What is needed >>
Which lines hold the word "this"? Copy each of them from the material.
BEGIN Supplied material
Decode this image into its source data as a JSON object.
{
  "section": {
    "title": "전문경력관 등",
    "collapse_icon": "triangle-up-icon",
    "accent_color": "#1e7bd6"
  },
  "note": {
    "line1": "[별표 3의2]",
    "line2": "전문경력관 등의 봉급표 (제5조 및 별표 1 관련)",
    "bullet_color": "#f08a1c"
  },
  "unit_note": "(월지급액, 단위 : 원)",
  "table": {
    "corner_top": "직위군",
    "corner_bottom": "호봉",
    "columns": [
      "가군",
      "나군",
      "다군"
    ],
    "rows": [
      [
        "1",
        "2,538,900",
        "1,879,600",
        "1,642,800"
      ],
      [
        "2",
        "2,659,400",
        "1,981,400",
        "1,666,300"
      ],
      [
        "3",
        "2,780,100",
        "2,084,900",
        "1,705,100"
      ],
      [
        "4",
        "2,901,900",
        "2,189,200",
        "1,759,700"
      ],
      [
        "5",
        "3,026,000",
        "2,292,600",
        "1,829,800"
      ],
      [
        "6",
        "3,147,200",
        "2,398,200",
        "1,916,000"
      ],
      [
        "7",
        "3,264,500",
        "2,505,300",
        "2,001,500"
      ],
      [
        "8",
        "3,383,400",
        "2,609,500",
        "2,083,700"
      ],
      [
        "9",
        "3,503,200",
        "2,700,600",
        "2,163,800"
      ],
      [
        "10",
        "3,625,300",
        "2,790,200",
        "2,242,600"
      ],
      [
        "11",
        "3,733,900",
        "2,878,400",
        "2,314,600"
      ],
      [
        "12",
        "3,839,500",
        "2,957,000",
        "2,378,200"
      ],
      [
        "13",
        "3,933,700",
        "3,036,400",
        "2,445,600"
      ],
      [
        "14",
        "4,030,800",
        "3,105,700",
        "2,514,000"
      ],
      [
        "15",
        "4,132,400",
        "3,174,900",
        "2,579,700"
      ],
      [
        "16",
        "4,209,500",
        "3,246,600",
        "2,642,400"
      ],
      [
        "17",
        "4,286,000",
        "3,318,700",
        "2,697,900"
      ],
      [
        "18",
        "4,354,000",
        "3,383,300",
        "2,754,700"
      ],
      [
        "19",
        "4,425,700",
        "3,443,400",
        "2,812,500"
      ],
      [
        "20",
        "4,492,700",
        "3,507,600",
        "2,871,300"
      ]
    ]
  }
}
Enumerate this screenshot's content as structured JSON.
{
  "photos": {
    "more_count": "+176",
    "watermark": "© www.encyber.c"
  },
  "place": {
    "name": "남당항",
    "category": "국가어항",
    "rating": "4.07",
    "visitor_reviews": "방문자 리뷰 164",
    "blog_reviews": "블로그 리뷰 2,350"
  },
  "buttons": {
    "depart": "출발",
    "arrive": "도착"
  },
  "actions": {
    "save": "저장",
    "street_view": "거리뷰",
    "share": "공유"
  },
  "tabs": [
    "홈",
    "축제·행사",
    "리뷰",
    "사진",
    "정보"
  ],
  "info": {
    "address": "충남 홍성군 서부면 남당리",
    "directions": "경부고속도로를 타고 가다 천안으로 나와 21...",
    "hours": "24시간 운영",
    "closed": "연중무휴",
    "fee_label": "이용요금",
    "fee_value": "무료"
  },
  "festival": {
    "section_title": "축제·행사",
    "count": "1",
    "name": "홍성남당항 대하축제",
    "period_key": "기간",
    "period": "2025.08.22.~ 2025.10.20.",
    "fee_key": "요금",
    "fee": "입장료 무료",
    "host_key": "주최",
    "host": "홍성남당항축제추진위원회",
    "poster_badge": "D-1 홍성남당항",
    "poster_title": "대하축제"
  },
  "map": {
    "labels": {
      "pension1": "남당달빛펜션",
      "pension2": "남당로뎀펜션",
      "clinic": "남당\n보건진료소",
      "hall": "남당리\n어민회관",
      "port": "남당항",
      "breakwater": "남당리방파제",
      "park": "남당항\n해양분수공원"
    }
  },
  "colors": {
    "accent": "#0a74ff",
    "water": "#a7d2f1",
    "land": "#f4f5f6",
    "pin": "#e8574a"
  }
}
END Supplied material
Worked solution >>
Decode this image into its source data as a JSON object.
Enumerate this screenshot's content as structured JSON.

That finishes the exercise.